→ THE TASK
Take each line that has the word "name" and return it.
►
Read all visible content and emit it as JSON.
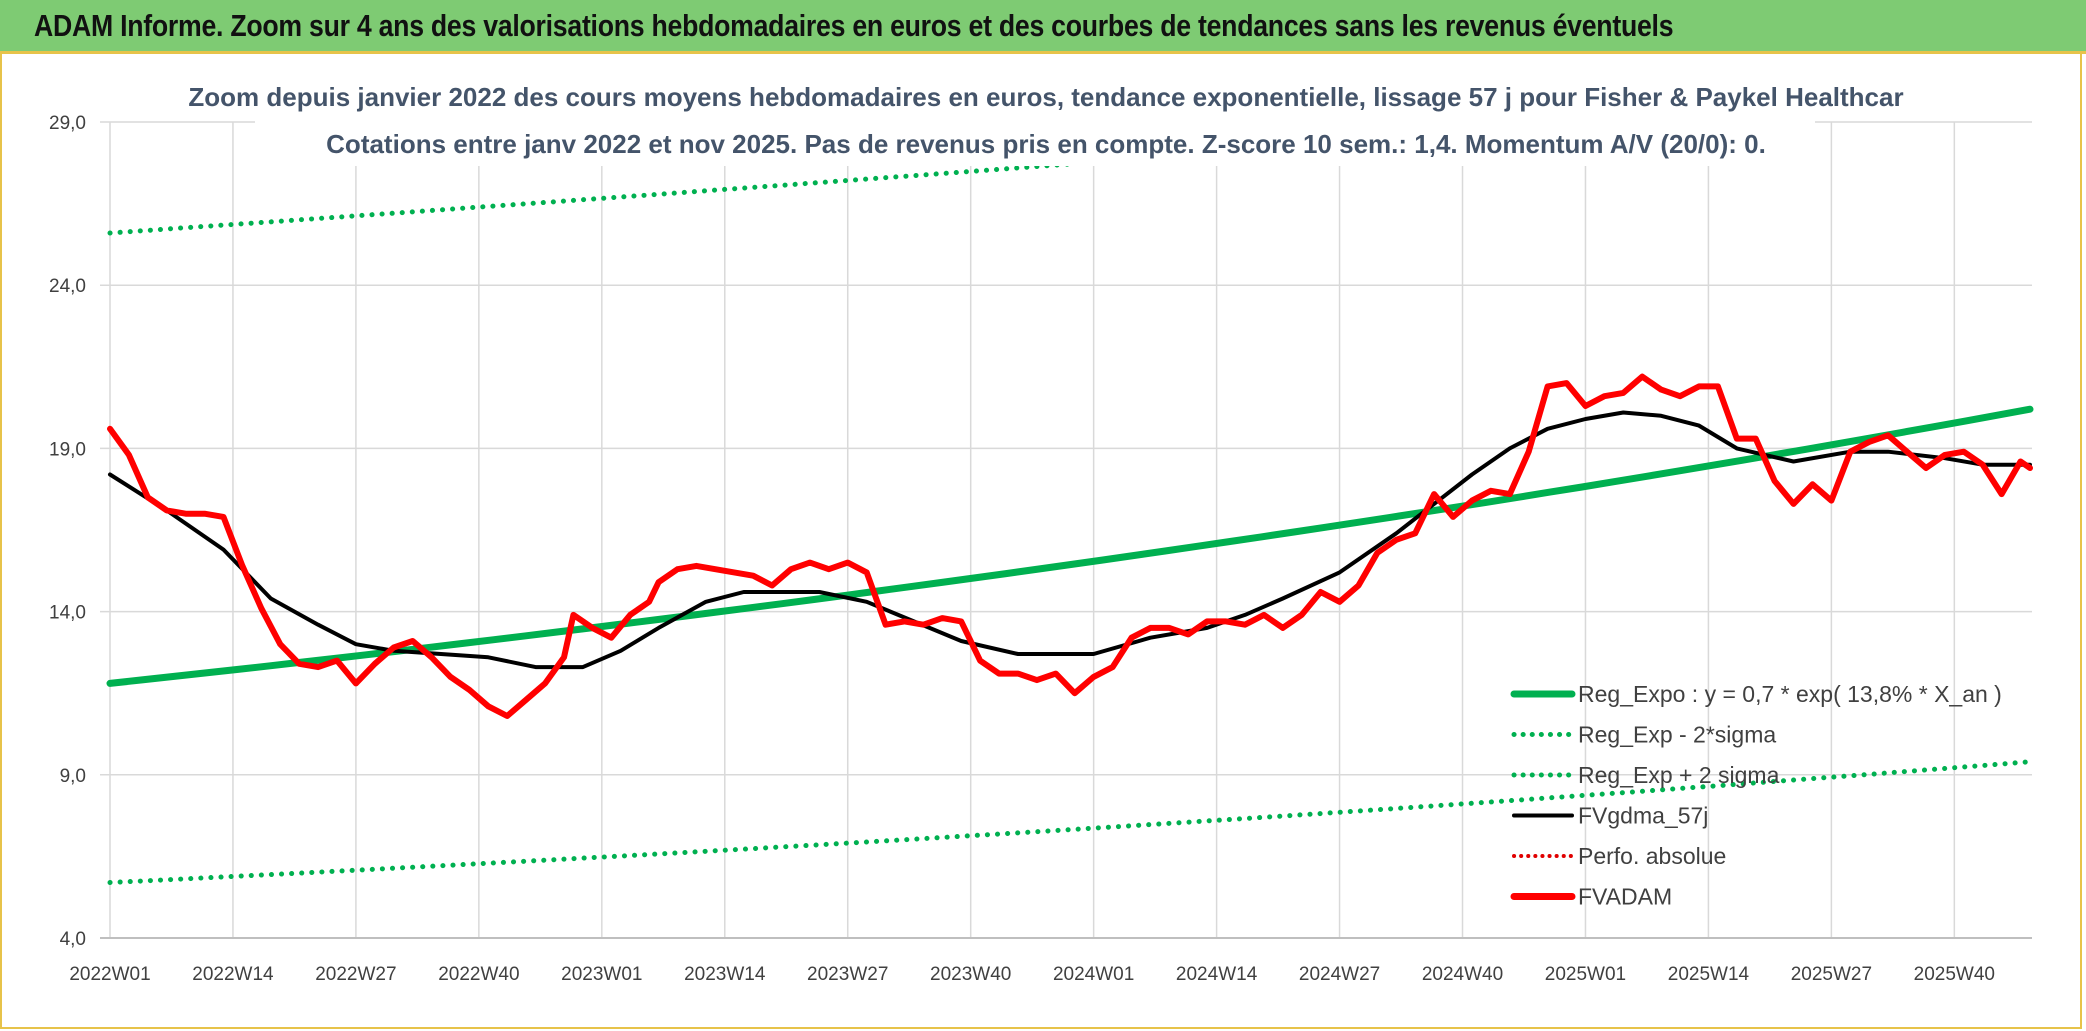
{
  "header": {
    "title": "ADAM Informe. Zoom sur 4 ans des valorisations hebdomadaires en euros et des courbes de tendances sans les revenus éventuels"
  },
  "colors": {
    "banner_bg": "#7ecb73",
    "border_gold": "#e7c34a",
    "reg_green": "#00b050",
    "fvadam_red": "#ff0000",
    "fvgdma_black": "#000000",
    "perfo_red": "#e00000",
    "subtitle": "#44546a"
  },
  "chart_data": {
    "type": "line",
    "title_lines": [
      "Zoom depuis janvier 2022 des cours moyens hebdomadaires en euros, tendance exponentielle, lissage 57 j pour Fisher & Paykel Healthcar",
      "Cotations entre janv 2022 et nov 2025. Pas de revenus pris en compte. Z-score 10 sem.: 1,4. Momentum A/V (20/0): 0."
    ],
    "y_ticks": [
      "4,0",
      "9,0",
      "14,0",
      "19,0",
      "24,0",
      "29,0"
    ],
    "y_tick_values": [
      4,
      9,
      14,
      19,
      24,
      29
    ],
    "ylim": [
      4,
      29
    ],
    "x_ticks": [
      "2022W01",
      "2022W14",
      "2022W27",
      "2022W40",
      "2023W01",
      "2023W14",
      "2023W27",
      "2023W40",
      "2024W01",
      "2024W14",
      "2024W27",
      "2024W40",
      "2025W01",
      "2025W14",
      "2025W27",
      "2025W40"
    ],
    "x_range_weeks": [
      0,
      203
    ],
    "grid": true,
    "legend_position": "bottom-right",
    "legend": [
      {
        "label": "Reg_Expo : y = 0,7 * exp( 13,8% *  X_an )",
        "style": "solid-green"
      },
      {
        "label": "Reg_Exp - 2*sigma",
        "style": "dotted-green"
      },
      {
        "label": "Reg_Exp + 2 sigma",
        "style": "dotted-green"
      },
      {
        "label": "FVgdma_57j",
        "style": "solid-black"
      },
      {
        "label": "Perfo. absolue",
        "style": "dotted-red"
      },
      {
        "label": "FVADAM",
        "style": "solid-red"
      }
    ],
    "series": [
      {
        "name": "Reg_Expo : y = 0,7 * exp( 13,8% *  X_an )",
        "x": [
          0,
          203
        ],
        "y": [
          11.8,
          20.2
        ]
      },
      {
        "name": "Reg_Exp - 2*sigma",
        "x": [
          0,
          203
        ],
        "y": [
          5.7,
          9.4
        ]
      },
      {
        "name": "Reg_Exp + 2 sigma",
        "x": [
          0,
          203
        ],
        "y": [
          25.6,
          30.0
        ]
      },
      {
        "name": "FVgdma_57j",
        "x": [
          0,
          6,
          12,
          17,
          22,
          26,
          30,
          35,
          40,
          45,
          50,
          54,
          58,
          63,
          67,
          70,
          75,
          80,
          85,
          90,
          96,
          100,
          104,
          110,
          116,
          120,
          124,
          130,
          136,
          140,
          144,
          148,
          152,
          156,
          160,
          164,
          168,
          172,
          178,
          184,
          188,
          194,
          198,
          203
        ],
        "y": [
          18.2,
          17.1,
          15.9,
          14.4,
          13.6,
          13.0,
          12.8,
          12.7,
          12.6,
          12.3,
          12.3,
          12.8,
          13.5,
          14.3,
          14.6,
          14.6,
          14.6,
          14.3,
          13.7,
          13.1,
          12.7,
          12.7,
          12.7,
          13.2,
          13.5,
          13.9,
          14.4,
          15.2,
          16.4,
          17.3,
          18.2,
          19.0,
          19.6,
          19.9,
          20.1,
          20.0,
          19.7,
          19.0,
          18.6,
          18.9,
          18.9,
          18.7,
          18.5,
          18.5
        ]
      },
      {
        "name": "FVADAM",
        "x": [
          0,
          2,
          4,
          6,
          8,
          10,
          12,
          14,
          16,
          18,
          20,
          22,
          24,
          26,
          28,
          30,
          32,
          34,
          36,
          38,
          40,
          42,
          44,
          46,
          48,
          49,
          51,
          53,
          55,
          57,
          58,
          60,
          62,
          64,
          66,
          68,
          70,
          72,
          74,
          76,
          78,
          80,
          82,
          84,
          86,
          88,
          90,
          92,
          94,
          96,
          98,
          100,
          102,
          104,
          106,
          108,
          110,
          112,
          114,
          116,
          118,
          120,
          122,
          124,
          126,
          128,
          130,
          132,
          134,
          136,
          138,
          140,
          142,
          144,
          146,
          148,
          150,
          152,
          154,
          156,
          158,
          160,
          162,
          164,
          166,
          168,
          170,
          172,
          174,
          176,
          178,
          180,
          182,
          184,
          186,
          188,
          190,
          192,
          194,
          196,
          198,
          200,
          202,
          203
        ],
        "y": [
          19.6,
          18.8,
          17.5,
          17.1,
          17.0,
          17.0,
          16.9,
          15.4,
          14.1,
          13.0,
          12.4,
          12.3,
          12.5,
          11.8,
          12.4,
          12.9,
          13.1,
          12.6,
          12.0,
          11.6,
          11.1,
          10.8,
          11.3,
          11.8,
          12.6,
          13.9,
          13.5,
          13.2,
          13.9,
          14.3,
          14.9,
          15.3,
          15.4,
          15.3,
          15.2,
          15.1,
          14.8,
          15.3,
          15.5,
          15.3,
          15.5,
          15.2,
          13.6,
          13.7,
          13.6,
          13.8,
          13.7,
          12.5,
          12.1,
          12.1,
          11.9,
          12.1,
          11.5,
          12.0,
          12.3,
          13.2,
          13.5,
          13.5,
          13.3,
          13.7,
          13.7,
          13.6,
          13.9,
          13.5,
          13.9,
          14.6,
          14.3,
          14.8,
          15.8,
          16.2,
          16.4,
          17.6,
          16.9,
          17.4,
          17.7,
          17.6,
          18.9,
          20.9,
          21.0,
          20.3,
          20.6,
          20.7,
          21.2,
          20.8,
          20.6,
          20.9,
          20.9,
          19.3,
          19.3,
          18.0,
          17.3,
          17.9,
          17.4,
          18.9,
          19.2,
          19.4,
          18.9,
          18.4,
          18.8,
          18.9,
          18.5,
          17.6,
          18.6,
          18.4
        ]
      }
    ]
  }
}
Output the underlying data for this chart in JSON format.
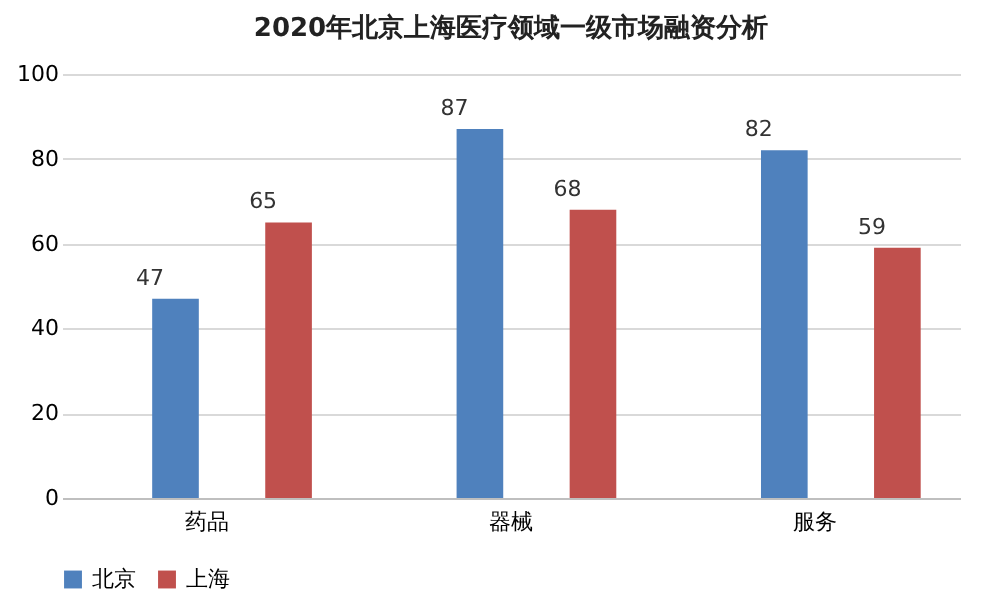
{
  "chart_data": {
    "type": "bar",
    "title": "2020年北京上海医疗领域一级市场融资分析",
    "categories": [
      "药品",
      "器械",
      "服务"
    ],
    "series": [
      {
        "name": "北京",
        "color": "#4f81bd",
        "values": [
          47,
          87,
          82
        ]
      },
      {
        "name": "上海",
        "color": "#c0504d",
        "values": [
          65,
          68,
          59
        ]
      }
    ],
    "ylim": [
      0,
      100
    ],
    "yticks": [
      0,
      20,
      40,
      60,
      80,
      100
    ],
    "grid": "y",
    "legend": "bottom",
    "data_labels": true
  }
}
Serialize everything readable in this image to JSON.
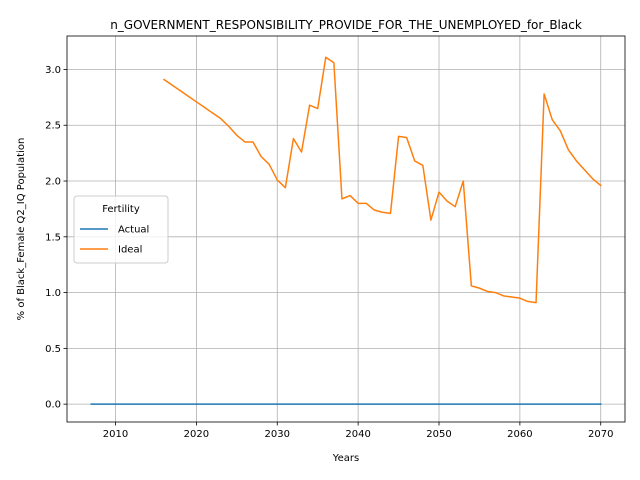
{
  "chart_data": {
    "type": "line",
    "title": "n_GOVERNMENT_RESPONSIBILITY_PROVIDE_FOR_THE_UNEMPLOYED_for_Black",
    "xlabel": "Years",
    "ylabel": "% of Black_Female Q2_IQ Population",
    "xlim": [
      2004,
      2073
    ],
    "ylim": [
      -0.16,
      3.3
    ],
    "xticks": [
      2010,
      2020,
      2030,
      2040,
      2050,
      2060,
      2070
    ],
    "yticks": [
      0.0,
      0.5,
      1.0,
      1.5,
      2.0,
      2.5,
      3.0
    ],
    "xtick_labels": [
      "2010",
      "2020",
      "2030",
      "2040",
      "2050",
      "2060",
      "2070"
    ],
    "ytick_labels": [
      "0.0",
      "0.5",
      "1.0",
      "1.5",
      "2.0",
      "2.5",
      "3.0"
    ],
    "grid": true,
    "legend": {
      "title": "Fertility",
      "placement": "center-left"
    },
    "series": [
      {
        "name": "Actual",
        "color": "#1f77b4",
        "x": [
          2007,
          2070
        ],
        "y": [
          0.0,
          0.0
        ]
      },
      {
        "name": "Ideal",
        "color": "#ff7f0e",
        "x": [
          2016,
          2017,
          2018,
          2019,
          2020,
          2021,
          2022,
          2023,
          2024,
          2025,
          2026,
          2027,
          2028,
          2029,
          2030,
          2031,
          2032,
          2033,
          2034,
          2035,
          2036,
          2037,
          2038,
          2039,
          2040,
          2041,
          2042,
          2043,
          2044,
          2045,
          2046,
          2047,
          2048,
          2049,
          2050,
          2051,
          2052,
          2053,
          2054,
          2055,
          2056,
          2057,
          2058,
          2059,
          2060,
          2061,
          2062,
          2063,
          2064,
          2065,
          2066,
          2067,
          2068,
          2069,
          2070
        ],
        "y": [
          2.91,
          2.86,
          2.81,
          2.76,
          2.71,
          2.66,
          2.61,
          2.56,
          2.49,
          2.41,
          2.35,
          2.35,
          2.22,
          2.15,
          2.01,
          1.94,
          2.38,
          2.26,
          2.68,
          2.65,
          3.11,
          3.06,
          1.84,
          1.87,
          1.8,
          1.8,
          1.74,
          1.72,
          1.71,
          2.4,
          2.39,
          2.18,
          2.14,
          1.65,
          1.9,
          1.82,
          1.77,
          2.0,
          1.06,
          1.04,
          1.01,
          1.0,
          0.97,
          0.96,
          0.95,
          0.92,
          0.91,
          2.78,
          2.55,
          2.45,
          2.28,
          2.18,
          2.1,
          2.02,
          1.96
        ]
      }
    ]
  }
}
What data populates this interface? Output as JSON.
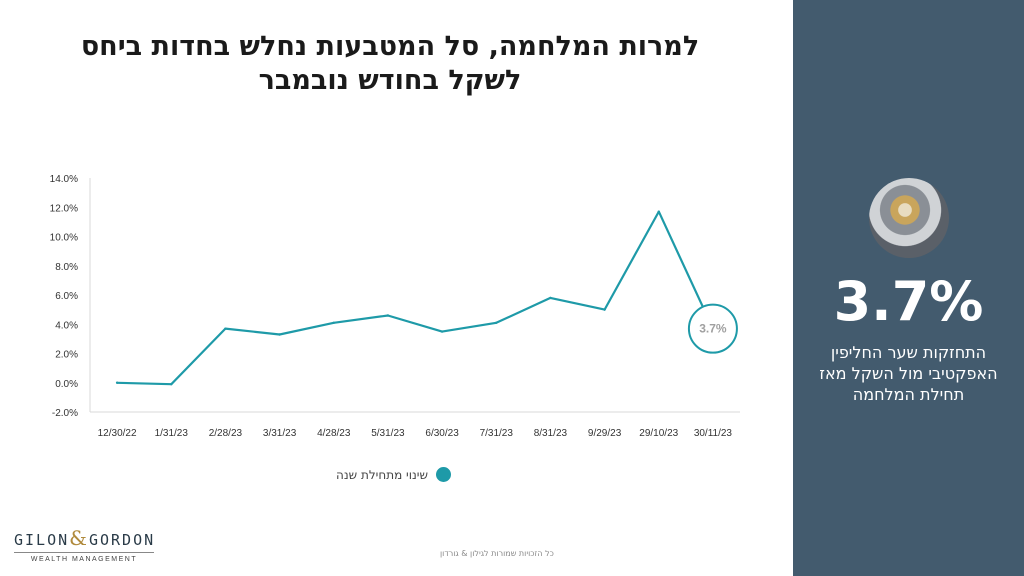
◄
→ EXPECTED OUTPUT
        "name": "Reg_Expo : y = 0,7 * exp( 13,8% *  X_an )",
        "name": "Reg_Exp - 2*sigma",
        "name": "Reg_Exp + 2 sigma",
        "name": "FVgdma_57j",
        "name": "FVADAM",
        "name": "北京",
        "name": "上海",
        "name": "Actual",
        "name": "Ideal",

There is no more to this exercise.